# Work to be completed
Give every entry again, word for word.

# The input
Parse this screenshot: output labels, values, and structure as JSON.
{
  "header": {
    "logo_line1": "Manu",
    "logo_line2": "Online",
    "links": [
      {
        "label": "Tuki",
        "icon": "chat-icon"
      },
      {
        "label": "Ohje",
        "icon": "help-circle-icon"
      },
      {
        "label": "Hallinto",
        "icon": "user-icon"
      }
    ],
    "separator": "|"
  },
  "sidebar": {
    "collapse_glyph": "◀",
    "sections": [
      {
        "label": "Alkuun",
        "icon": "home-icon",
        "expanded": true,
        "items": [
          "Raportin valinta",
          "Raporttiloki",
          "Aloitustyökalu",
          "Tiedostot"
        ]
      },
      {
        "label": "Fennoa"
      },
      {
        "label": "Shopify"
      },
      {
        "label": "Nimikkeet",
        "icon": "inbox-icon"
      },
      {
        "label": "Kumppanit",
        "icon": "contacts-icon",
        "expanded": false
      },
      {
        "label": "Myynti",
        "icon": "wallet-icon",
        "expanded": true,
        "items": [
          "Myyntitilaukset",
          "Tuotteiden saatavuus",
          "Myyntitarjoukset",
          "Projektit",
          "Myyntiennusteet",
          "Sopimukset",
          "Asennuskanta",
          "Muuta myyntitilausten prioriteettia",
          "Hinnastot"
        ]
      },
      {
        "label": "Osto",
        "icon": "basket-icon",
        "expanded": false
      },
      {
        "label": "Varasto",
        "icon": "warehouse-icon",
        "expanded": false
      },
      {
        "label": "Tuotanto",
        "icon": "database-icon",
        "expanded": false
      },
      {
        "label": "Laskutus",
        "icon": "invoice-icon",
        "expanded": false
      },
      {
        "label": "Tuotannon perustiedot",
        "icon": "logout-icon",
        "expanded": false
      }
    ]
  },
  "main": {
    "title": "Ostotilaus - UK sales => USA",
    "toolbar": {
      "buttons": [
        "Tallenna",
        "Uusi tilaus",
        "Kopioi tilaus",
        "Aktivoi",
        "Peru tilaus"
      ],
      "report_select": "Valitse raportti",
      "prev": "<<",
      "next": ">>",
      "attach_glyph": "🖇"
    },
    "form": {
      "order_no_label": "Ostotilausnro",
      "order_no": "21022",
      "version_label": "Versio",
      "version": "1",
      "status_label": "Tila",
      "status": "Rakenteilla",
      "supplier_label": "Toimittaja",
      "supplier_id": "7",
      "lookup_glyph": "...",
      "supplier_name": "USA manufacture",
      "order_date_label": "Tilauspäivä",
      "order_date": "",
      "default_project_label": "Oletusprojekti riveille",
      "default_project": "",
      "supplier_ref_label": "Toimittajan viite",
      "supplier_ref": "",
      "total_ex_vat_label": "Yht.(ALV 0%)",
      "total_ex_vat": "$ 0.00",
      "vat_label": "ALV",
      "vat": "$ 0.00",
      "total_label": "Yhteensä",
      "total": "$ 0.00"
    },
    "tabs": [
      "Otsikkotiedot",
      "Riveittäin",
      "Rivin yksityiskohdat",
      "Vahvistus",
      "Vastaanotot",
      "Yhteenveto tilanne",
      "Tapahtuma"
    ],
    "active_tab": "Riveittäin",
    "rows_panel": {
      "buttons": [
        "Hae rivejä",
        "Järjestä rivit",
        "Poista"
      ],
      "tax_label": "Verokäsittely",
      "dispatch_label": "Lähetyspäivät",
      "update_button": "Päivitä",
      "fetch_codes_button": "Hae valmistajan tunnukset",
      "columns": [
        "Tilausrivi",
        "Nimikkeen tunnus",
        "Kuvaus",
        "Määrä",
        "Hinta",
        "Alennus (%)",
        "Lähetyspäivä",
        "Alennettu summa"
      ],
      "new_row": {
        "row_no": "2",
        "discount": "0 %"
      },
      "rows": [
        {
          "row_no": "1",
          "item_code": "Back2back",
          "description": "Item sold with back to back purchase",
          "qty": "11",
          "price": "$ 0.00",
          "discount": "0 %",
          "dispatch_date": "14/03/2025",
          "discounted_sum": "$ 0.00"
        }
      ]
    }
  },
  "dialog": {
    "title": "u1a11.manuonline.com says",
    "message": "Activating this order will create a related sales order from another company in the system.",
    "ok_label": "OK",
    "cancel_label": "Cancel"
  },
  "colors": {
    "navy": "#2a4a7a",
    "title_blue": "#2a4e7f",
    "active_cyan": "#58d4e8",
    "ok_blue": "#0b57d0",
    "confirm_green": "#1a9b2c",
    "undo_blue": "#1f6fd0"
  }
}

# Full solution
Parse this screenshot: output labels, values, and structure as JSON.
{
  "header": {
    "logo_line1": "Manu",
    "logo_line2": "Online",
    "links": [
      {
        "label": "Tuki",
        "icon": "chat-icon"
      },
      {
        "label": "Ohje",
        "icon": "help-circle-icon"
      },
      {
        "label": "Hallinto",
        "icon": "user-icon"
      }
    ],
    "separator": "|"
  },
  "sidebar": {
    "collapse_glyph": "◀",
    "sections": [
      {
        "label": "Alkuun",
        "icon": "home-icon",
        "expanded": true,
        "items": [
          "Raportin valinta",
          "Raporttiloki",
          "Aloitustyökalu",
          "Tiedostot"
        ]
      },
      {
        "label": "Fennoa"
      },
      {
        "label": "Shopify"
      },
      {
        "label": "Nimikkeet",
        "icon": "inbox-icon"
      },
      {
        "label": "Kumppanit",
        "icon": "contacts-icon",
        "expanded": false
      },
      {
        "label": "Myynti",
        "icon": "wallet-icon",
        "expanded": true,
        "items": [
          "Myyntitilaukset",
          "Tuotteiden saatavuus",
          "Myyntitarjoukset",
          "Projektit",
          "Myyntiennusteet",
          "Sopimukset",
          "Asennuskanta",
          "Muuta myyntitilausten prioriteettia",
          "Hinnastot"
        ]
      },
      {
        "label": "Osto",
        "icon": "basket-icon",
        "expanded": false
      },
      {
        "label": "Varasto",
        "icon": "warehouse-icon",
        "expanded": false
      },
      {
        "label": "Tuotanto",
        "icon": "database-icon",
        "expanded": false
      },
      {
        "label": "Laskutus",
        "icon": "invoice-icon",
        "expanded": false
      },
      {
        "label": "Tuotannon perustiedot",
        "icon": "logout-icon",
        "expanded": false
      }
    ]
  },
  "main": {
    "title": "Ostotilaus - UK sales => USA",
    "toolbar": {
      "buttons": [
        "Tallenna",
        "Uusi tilaus",
        "Kopioi tilaus",
        "Aktivoi",
        "Peru tilaus"
      ],
      "report_select": "Valitse raportti",
      "prev": "<<",
      "next": ">>",
      "attach_glyph": "🖇"
    },
    "form": {
      "order_no_label": "Ostotilausnro",
      "order_no": "21022",
      "version_label": "Versio",
      "version": "1",
      "status_label": "Tila",
      "status": "Rakenteilla",
      "supplier_label": "Toimittaja",
      "supplier_id": "7",
      "lookup_glyph": "...",
      "supplier_name": "USA manufacture",
      "order_date_label": "Tilauspäivä",
      "order_date": "",
      "default_project_label": "Oletusprojekti riveille",
      "default_project": "",
      "supplier_ref_label": "Toimittajan viite",
      "supplier_ref": "",
      "total_ex_vat_label": "Yht.(ALV 0%)",
      "total_ex_vat": "$ 0.00",
      "vat_label": "ALV",
      "vat": "$ 0.00",
      "total_label": "Yhteensä",
      "total": "$ 0.00"
    },
    "tabs": [
      "Otsikkotiedot",
      "Riveittäin",
      "Rivin yksityiskohdat",
      "Vahvistus",
      "Vastaanotot",
      "Yhteenveto tilanne",
      "Tapahtuma"
    ],
    "active_tab": "Riveittäin",
    "rows_panel": {
      "buttons": [
        "Hae rivejä",
        "Järjestä rivit",
        "Poista"
      ],
      "tax_label": "Verokäsittely",
      "dispatch_label": "Lähetyspäivät",
      "update_button": "Päivitä",
      "fetch_codes_button": "Hae valmistajan tunnukset",
      "columns": [
        "Tilausrivi",
        "Nimikkeen tunnus",
        "Kuvaus",
        "Määrä",
        "Hinta",
        "Alennus (%)",
        "Lähetyspäivä",
        "Alennettu summa"
      ],
      "new_row": {
        "row_no": "2",
        "discount": "0 %"
      },
      "rows": [
        {
          "row_no": "1",
          "item_code": "Back2back",
          "description": "Item sold with back to back purchase",
          "qty": "11",
          "price": "$ 0.00",
          "discount": "0 %",
          "dispatch_date": "14/03/2025",
          "discounted_sum": "$ 0.00"
        }
      ]
    }
  },
  "dialog": {
    "title": "u1a11.manuonline.com says",
    "message": "Activating this order will create a related sales order from another company in the system.",
    "ok_label": "OK",
    "cancel_label": "Cancel"
  },
  "colors": {
    "navy": "#2a4a7a",
    "title_blue": "#2a4e7f",
    "active_cyan": "#58d4e8",
    "ok_blue": "#0b57d0",
    "confirm_green": "#1a9b2c",
    "undo_blue": "#1f6fd0"
  }
}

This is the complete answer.